◆ WHAT NEEDS TO BE DONE ◆
In the listing below, identify each line with the word "label" and return those lines.

Stored items from a collection:

— begin —

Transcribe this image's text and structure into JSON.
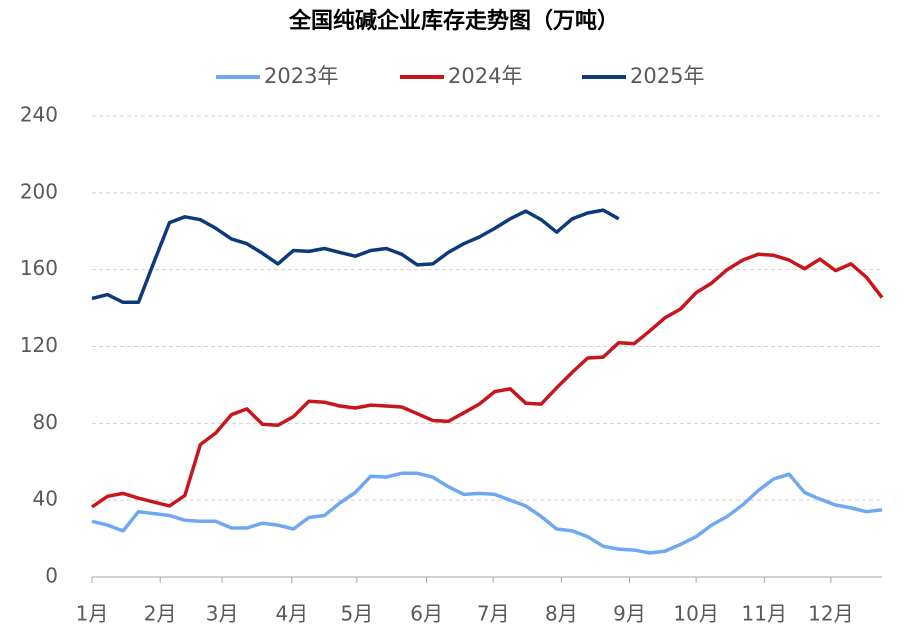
{
  "chart_data": {
    "type": "line",
    "title": "全国纯碱企业库存走势图（万吨）",
    "x": [
      0,
      1,
      2,
      3,
      4,
      5,
      6,
      7,
      8,
      9,
      10,
      11,
      12,
      13,
      14,
      15,
      16,
      17,
      18,
      19,
      20,
      21,
      22,
      23,
      24,
      25,
      26,
      27,
      28,
      29,
      30,
      31,
      32,
      33,
      34,
      35,
      36,
      37,
      38,
      39,
      40,
      41,
      42,
      43,
      44,
      45,
      46,
      47,
      48,
      49,
      50,
      51
    ],
    "xlim": [
      0,
      51
    ],
    "xticks": [
      {
        "value": 0,
        "label": "1月"
      },
      {
        "value": 4.4,
        "label": "2月"
      },
      {
        "value": 8.4,
        "label": "3月"
      },
      {
        "value": 12.9,
        "label": "4月"
      },
      {
        "value": 17.1,
        "label": "5月"
      },
      {
        "value": 21.6,
        "label": "6月"
      },
      {
        "value": 25.9,
        "label": "7月"
      },
      {
        "value": 30.3,
        "label": "8月"
      },
      {
        "value": 34.7,
        "label": "9月"
      },
      {
        "value": 39,
        "label": "10月"
      },
      {
        "value": 43.4,
        "label": "11月"
      },
      {
        "value": 47.7,
        "label": "12月"
      }
    ],
    "ylim": [
      0,
      240
    ],
    "yticks": [
      0,
      40,
      80,
      120,
      160,
      200,
      240
    ],
    "grid": true,
    "legend": "top",
    "series": [
      {
        "name": "2023年",
        "color": "#6fa8f2",
        "values": [
          29,
          27,
          24,
          34,
          33,
          32,
          29.5,
          29,
          29,
          25.5,
          25.5,
          28,
          27,
          25,
          31,
          32,
          38.5,
          44,
          52.5,
          52,
          54,
          54,
          52,
          47,
          43,
          43.5,
          43,
          40,
          37,
          31.5,
          25,
          24,
          21,
          16,
          14.5,
          14,
          12.5,
          13.5,
          17,
          21,
          27,
          31.5,
          37.5,
          45,
          51,
          53.5,
          44,
          40.5,
          37.5,
          36,
          34,
          35
        ]
      },
      {
        "name": "2024年",
        "color": "#c8161d",
        "values": [
          36.5,
          42,
          43.5,
          41,
          39,
          37,
          42.5,
          69,
          75,
          84.5,
          87.5,
          79.5,
          79,
          83.5,
          91.5,
          91,
          89,
          88,
          89.5,
          89,
          88.5,
          85,
          81.5,
          81,
          85.5,
          90,
          96.5,
          98,
          90.5,
          90,
          98.5,
          106.5,
          114,
          114.5,
          122,
          121.5,
          128,
          135,
          139.5,
          148,
          153,
          160,
          165,
          168,
          167.5,
          165,
          160.5,
          165.5,
          159.5,
          163,
          156,
          145.5
        ]
      },
      {
        "name": "2025年",
        "color": "#0d3b7a",
        "values": [
          145,
          147,
          143,
          143,
          164,
          184.5,
          187.5,
          186,
          181.5,
          176,
          173.5,
          168.5,
          163,
          170,
          169.5,
          171,
          169,
          167,
          170,
          171,
          168,
          162.5,
          163,
          169,
          173.5,
          177,
          181.5,
          186.5,
          190.5,
          186,
          179.5,
          186.5,
          189.5,
          191,
          186.5,
          null,
          null,
          null,
          null,
          null,
          null,
          null,
          null,
          null,
          null,
          null,
          null,
          null,
          null,
          null,
          null,
          null
        ]
      }
    ]
  }
}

— end —

◆ COMPLETE RESPONSE ◆
        "label": "1月"
        "label": "2月"
        "label": "3月"
        "label": "4月"
        "label": "5月"
        "label": "6月"
        "label": "7月"
        "label": "8月"
        "label": "9月"
        "label": "10月"
        "label": "11月"
        "label": "12月"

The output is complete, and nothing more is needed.